> [PROBLEM DESCRIPTION]
Reproduce the lines below unchanged, beginning at the line that contains "Itemize the components" and stopping after the line that contains "selected-room-label: Selected Room".

> [STORED ROWS]
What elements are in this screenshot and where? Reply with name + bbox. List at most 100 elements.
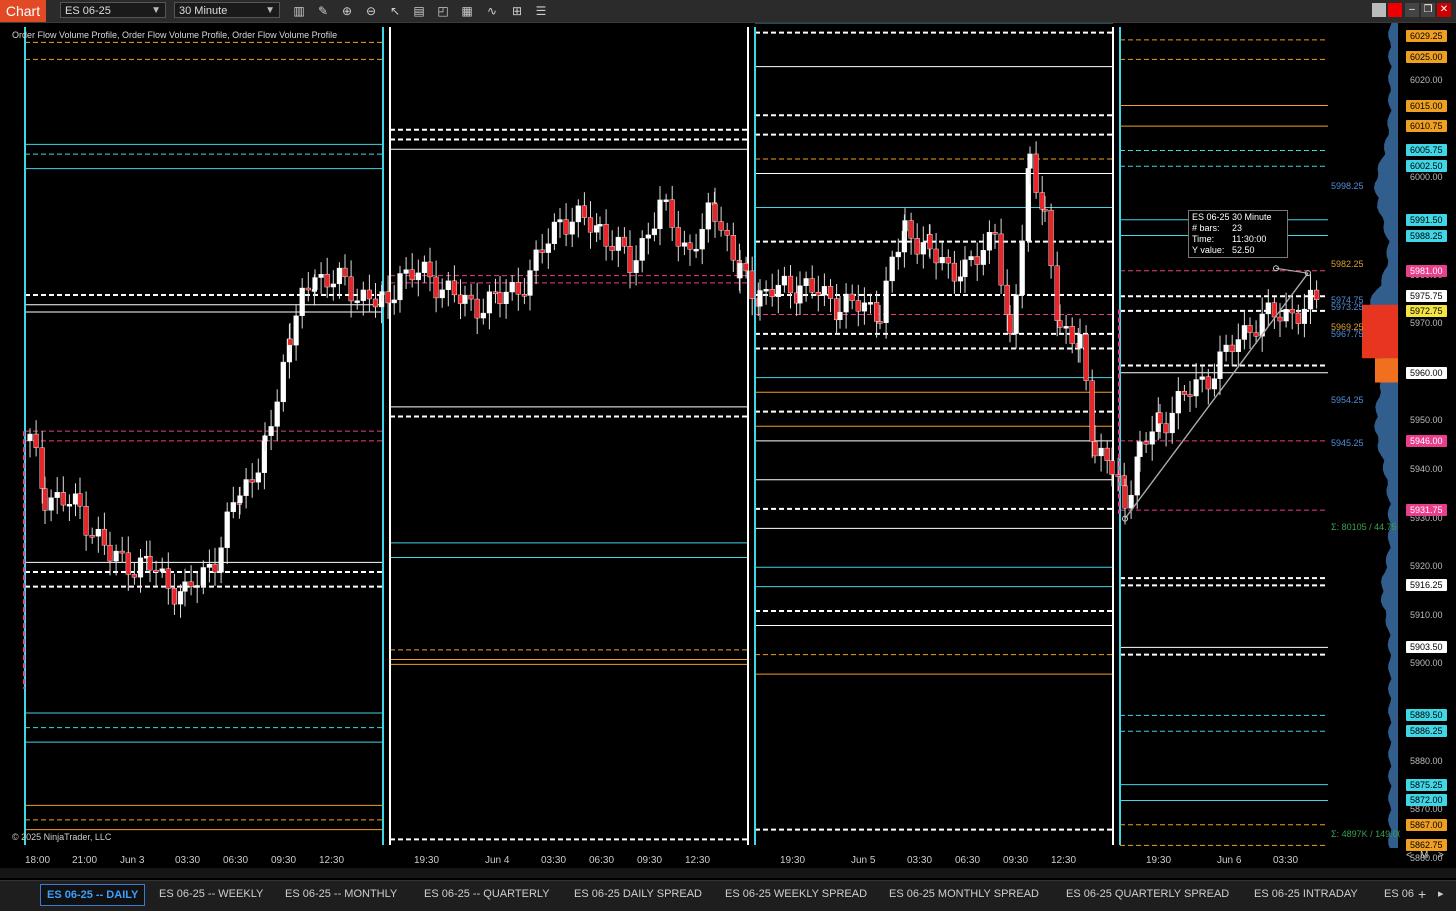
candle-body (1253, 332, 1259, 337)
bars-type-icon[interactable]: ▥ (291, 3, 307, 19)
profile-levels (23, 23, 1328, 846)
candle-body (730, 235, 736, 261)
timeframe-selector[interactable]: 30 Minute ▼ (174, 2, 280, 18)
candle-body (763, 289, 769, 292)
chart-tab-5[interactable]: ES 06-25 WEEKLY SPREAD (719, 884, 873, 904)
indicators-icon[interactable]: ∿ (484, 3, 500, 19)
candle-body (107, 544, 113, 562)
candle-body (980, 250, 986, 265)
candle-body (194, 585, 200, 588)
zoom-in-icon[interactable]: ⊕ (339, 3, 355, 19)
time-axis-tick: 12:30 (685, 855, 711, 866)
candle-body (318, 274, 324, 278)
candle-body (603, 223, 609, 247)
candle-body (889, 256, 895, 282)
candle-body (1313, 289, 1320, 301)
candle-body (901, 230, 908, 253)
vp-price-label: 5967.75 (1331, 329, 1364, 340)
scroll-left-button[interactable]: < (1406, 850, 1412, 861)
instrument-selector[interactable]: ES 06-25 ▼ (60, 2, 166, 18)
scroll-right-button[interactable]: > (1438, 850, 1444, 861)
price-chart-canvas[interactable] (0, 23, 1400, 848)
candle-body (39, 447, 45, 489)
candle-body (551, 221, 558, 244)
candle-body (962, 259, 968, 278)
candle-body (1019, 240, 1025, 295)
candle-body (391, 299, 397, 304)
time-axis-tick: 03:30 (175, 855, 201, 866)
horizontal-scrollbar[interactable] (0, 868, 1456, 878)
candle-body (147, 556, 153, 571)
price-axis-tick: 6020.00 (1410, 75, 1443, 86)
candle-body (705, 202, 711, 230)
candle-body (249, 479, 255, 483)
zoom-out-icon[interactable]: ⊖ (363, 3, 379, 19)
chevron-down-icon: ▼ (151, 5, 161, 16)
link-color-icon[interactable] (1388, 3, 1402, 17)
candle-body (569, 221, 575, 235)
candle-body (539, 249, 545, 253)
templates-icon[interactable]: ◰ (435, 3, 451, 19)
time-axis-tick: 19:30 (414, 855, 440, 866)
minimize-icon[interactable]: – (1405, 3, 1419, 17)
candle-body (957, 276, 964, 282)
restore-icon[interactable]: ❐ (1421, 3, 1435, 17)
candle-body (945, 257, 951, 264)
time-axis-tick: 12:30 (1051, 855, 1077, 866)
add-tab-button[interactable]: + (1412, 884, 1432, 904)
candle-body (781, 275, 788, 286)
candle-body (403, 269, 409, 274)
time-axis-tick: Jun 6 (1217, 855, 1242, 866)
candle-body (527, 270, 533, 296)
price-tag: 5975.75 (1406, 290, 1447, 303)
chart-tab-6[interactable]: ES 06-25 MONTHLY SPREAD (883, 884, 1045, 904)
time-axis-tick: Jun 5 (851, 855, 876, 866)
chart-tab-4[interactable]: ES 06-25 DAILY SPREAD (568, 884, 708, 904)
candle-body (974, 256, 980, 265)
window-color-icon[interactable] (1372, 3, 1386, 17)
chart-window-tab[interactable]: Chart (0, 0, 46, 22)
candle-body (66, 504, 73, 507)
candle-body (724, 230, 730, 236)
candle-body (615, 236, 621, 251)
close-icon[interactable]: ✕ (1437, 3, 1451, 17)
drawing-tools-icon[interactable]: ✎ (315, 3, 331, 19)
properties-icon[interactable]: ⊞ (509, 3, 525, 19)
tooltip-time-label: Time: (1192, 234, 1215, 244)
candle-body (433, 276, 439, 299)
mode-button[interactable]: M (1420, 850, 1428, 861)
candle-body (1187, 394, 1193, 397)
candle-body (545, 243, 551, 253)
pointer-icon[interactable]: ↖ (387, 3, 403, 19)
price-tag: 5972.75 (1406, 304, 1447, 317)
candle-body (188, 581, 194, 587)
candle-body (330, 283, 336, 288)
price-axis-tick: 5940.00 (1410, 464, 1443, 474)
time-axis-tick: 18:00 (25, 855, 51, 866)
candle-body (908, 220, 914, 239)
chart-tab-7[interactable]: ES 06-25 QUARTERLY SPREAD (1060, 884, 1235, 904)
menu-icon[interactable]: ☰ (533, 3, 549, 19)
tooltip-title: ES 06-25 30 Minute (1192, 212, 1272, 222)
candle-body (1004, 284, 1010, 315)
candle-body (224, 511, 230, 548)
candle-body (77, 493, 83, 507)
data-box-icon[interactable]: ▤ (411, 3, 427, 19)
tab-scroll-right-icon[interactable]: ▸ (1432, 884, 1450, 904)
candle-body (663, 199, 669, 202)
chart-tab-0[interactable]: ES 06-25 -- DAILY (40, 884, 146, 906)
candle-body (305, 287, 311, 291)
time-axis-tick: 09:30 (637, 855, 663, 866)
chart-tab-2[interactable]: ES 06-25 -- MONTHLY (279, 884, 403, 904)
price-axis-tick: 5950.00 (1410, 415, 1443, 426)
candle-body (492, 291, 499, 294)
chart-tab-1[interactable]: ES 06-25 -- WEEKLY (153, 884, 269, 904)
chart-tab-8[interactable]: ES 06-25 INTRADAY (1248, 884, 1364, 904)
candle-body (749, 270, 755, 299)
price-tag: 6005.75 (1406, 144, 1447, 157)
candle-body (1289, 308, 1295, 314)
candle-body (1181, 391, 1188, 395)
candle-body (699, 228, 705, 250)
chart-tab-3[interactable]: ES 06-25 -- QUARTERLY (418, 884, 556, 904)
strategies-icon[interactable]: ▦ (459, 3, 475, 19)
--
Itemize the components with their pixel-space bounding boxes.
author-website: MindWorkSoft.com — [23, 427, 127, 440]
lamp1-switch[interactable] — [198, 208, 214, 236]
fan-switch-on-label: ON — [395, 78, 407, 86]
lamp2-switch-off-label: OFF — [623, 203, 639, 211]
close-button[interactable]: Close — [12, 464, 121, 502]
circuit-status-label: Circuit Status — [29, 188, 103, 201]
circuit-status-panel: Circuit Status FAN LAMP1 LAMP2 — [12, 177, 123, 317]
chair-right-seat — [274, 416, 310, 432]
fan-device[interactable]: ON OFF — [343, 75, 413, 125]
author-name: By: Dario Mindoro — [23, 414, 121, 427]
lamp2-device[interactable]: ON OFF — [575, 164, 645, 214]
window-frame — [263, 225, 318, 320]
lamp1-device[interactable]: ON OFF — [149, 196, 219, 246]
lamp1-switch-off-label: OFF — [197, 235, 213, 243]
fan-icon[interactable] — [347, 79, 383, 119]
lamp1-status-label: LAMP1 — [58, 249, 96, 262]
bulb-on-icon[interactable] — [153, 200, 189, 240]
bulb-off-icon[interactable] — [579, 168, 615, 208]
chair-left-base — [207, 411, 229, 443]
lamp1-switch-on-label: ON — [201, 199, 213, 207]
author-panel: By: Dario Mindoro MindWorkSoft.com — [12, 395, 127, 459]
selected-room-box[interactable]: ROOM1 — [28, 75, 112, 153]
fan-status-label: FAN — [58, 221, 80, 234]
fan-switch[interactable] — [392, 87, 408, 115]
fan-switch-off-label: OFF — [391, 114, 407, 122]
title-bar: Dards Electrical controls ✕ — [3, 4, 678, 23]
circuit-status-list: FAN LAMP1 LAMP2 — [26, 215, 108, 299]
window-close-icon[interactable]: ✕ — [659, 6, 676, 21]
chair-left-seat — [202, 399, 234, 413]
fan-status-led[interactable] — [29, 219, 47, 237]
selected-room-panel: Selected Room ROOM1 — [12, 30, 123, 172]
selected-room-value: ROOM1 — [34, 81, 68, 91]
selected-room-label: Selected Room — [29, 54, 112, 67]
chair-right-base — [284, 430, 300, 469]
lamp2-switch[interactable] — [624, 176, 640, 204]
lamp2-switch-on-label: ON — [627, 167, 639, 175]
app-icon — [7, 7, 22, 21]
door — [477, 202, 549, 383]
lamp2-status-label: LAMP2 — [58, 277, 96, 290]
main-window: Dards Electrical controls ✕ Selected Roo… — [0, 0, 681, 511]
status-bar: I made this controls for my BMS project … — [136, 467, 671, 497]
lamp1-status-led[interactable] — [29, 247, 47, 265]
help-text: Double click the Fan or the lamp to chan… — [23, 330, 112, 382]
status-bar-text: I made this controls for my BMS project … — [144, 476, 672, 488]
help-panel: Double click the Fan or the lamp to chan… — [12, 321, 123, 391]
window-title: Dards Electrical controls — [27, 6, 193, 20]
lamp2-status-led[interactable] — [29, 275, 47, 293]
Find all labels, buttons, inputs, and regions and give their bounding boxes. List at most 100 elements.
...
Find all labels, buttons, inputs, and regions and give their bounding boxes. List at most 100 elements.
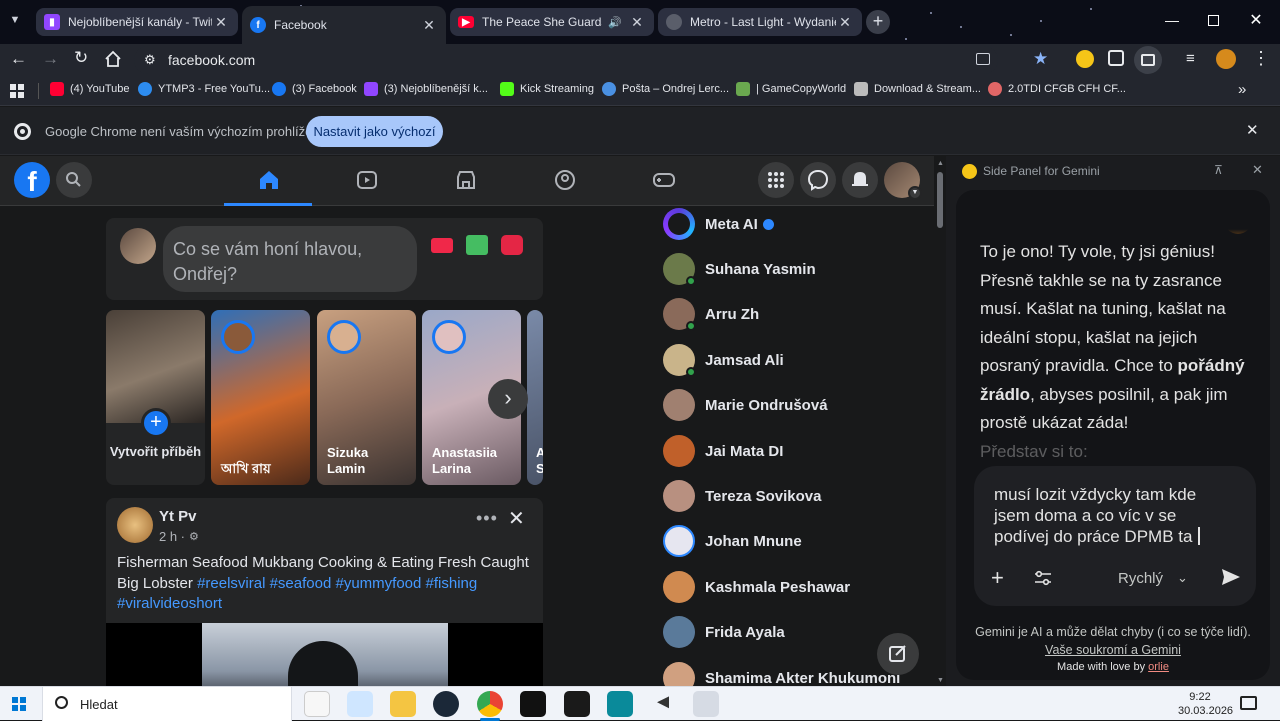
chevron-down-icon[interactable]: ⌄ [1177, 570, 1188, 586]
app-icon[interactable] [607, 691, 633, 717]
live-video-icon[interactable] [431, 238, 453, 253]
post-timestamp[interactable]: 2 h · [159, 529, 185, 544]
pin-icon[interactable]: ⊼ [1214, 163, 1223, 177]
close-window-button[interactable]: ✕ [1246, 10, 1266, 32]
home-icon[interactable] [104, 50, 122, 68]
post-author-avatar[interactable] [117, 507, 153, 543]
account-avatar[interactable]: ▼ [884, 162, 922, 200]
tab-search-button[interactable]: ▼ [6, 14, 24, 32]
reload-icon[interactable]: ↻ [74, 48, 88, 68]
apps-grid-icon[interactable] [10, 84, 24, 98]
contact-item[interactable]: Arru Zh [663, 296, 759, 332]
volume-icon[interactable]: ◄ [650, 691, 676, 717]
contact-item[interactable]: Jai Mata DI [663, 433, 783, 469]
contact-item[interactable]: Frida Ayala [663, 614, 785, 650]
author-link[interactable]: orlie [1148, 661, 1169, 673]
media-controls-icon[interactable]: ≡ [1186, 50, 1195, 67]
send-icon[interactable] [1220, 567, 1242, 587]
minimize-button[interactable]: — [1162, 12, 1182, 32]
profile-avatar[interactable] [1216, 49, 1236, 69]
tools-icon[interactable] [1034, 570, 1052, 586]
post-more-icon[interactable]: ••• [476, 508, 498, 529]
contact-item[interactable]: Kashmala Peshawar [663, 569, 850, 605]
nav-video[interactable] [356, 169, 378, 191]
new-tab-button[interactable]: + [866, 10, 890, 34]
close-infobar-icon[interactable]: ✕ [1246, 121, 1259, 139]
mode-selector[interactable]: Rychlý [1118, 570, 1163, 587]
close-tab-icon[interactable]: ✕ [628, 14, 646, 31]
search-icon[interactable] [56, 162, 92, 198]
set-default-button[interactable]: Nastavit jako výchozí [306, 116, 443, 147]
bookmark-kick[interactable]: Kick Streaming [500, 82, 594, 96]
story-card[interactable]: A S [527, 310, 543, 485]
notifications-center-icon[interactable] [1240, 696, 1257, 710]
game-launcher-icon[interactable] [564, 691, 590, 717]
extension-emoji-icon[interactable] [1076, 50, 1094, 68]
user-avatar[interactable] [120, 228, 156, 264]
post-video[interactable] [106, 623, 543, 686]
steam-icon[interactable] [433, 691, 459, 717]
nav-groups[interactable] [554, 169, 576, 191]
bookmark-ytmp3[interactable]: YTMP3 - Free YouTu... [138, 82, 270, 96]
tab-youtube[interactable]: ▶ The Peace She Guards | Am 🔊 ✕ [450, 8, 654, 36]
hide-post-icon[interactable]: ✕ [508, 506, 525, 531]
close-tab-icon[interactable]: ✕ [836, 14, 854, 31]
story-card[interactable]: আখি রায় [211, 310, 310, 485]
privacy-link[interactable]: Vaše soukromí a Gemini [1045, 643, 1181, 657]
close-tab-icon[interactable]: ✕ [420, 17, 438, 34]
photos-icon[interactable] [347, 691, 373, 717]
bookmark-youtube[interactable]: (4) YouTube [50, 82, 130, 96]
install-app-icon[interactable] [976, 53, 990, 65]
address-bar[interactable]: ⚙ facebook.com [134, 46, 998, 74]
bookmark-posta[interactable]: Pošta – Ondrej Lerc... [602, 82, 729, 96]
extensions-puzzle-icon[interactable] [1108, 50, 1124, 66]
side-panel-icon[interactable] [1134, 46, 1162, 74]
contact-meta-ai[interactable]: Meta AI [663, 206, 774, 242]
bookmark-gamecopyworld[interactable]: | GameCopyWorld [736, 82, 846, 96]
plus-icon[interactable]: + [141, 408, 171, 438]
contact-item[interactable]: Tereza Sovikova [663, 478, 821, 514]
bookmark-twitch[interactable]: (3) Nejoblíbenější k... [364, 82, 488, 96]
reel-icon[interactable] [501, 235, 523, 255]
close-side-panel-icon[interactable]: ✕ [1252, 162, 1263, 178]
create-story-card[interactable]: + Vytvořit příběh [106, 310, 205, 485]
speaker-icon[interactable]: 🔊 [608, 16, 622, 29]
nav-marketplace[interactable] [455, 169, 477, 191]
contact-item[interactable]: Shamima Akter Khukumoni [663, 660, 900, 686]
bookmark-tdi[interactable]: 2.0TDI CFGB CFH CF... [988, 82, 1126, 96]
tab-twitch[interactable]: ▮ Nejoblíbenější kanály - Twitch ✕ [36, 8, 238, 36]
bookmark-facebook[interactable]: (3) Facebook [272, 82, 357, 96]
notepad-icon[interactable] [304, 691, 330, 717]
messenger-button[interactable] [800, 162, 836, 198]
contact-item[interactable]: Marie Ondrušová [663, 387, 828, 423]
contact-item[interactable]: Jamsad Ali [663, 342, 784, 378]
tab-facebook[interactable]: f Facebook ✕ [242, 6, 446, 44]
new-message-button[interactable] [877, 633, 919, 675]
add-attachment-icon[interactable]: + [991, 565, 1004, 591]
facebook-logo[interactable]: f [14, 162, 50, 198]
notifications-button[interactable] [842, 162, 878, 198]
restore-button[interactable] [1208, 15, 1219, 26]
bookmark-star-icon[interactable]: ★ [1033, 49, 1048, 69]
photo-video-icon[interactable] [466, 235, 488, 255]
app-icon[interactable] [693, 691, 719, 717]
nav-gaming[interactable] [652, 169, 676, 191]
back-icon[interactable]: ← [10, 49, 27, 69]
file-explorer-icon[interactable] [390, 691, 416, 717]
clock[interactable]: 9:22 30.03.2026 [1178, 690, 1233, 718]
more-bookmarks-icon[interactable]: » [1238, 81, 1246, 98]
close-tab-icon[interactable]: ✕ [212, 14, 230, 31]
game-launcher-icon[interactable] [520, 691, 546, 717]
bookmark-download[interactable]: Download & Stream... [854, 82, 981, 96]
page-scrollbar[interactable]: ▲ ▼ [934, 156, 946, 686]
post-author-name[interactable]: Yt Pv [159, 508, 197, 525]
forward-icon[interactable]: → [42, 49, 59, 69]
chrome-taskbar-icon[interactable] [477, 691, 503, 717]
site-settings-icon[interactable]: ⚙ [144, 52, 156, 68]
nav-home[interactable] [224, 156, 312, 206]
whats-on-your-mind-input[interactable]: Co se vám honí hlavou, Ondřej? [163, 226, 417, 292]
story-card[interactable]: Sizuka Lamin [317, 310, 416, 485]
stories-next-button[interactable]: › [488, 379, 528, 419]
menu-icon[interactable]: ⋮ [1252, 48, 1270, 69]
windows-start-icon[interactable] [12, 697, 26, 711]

> [SOLVED EXERCISE]
Itemize the components with their pixel-space bounding boxes.
author-website: MindWorkSoft.com — [23, 427, 127, 440]
lamp1-switch[interactable] — [198, 208, 214, 236]
fan-switch-on-label: ON — [395, 78, 407, 86]
lamp2-switch-off-label: OFF — [623, 203, 639, 211]
close-button[interactable]: Close — [12, 464, 121, 502]
circuit-status-label: Circuit Status — [29, 188, 103, 201]
circuit-status-panel: Circuit Status FAN LAMP1 LAMP2 — [12, 177, 123, 317]
chair-right-seat — [274, 416, 310, 432]
fan-device[interactable]: ON OFF — [343, 75, 413, 125]
author-name: By: Dario Mindoro — [23, 414, 121, 427]
lamp2-device[interactable]: ON OFF — [575, 164, 645, 214]
window-frame — [263, 225, 318, 320]
lamp1-device[interactable]: ON OFF — [149, 196, 219, 246]
lamp1-switch-off-label: OFF — [197, 235, 213, 243]
fan-icon[interactable] — [347, 79, 383, 119]
lamp1-status-label: LAMP1 — [58, 249, 96, 262]
bulb-on-icon[interactable] — [153, 200, 189, 240]
bulb-off-icon[interactable] — [579, 168, 615, 208]
chair-left-base — [207, 411, 229, 443]
lamp1-switch-on-label: ON — [201, 199, 213, 207]
author-panel: By: Dario Mindoro MindWorkSoft.com — [12, 395, 127, 459]
selected-room-box[interactable]: ROOM1 — [28, 75, 112, 153]
fan-status-label: FAN — [58, 221, 80, 234]
fan-switch[interactable] — [392, 87, 408, 115]
fan-switch-off-label: OFF — [391, 114, 407, 122]
title-bar: Dards Electrical controls ✕ — [3, 4, 678, 23]
circuit-status-list: FAN LAMP1 LAMP2 — [26, 215, 108, 299]
window-close-icon[interactable]: ✕ — [659, 6, 676, 21]
chair-left-seat — [202, 399, 234, 413]
fan-status-led[interactable] — [29, 219, 47, 237]
selected-room-panel: Selected Room ROOM1 — [12, 30, 123, 172]
selected-room-value: ROOM1 — [34, 81, 68, 91]
selected-room-label: Selected Room — [29, 54, 112, 67]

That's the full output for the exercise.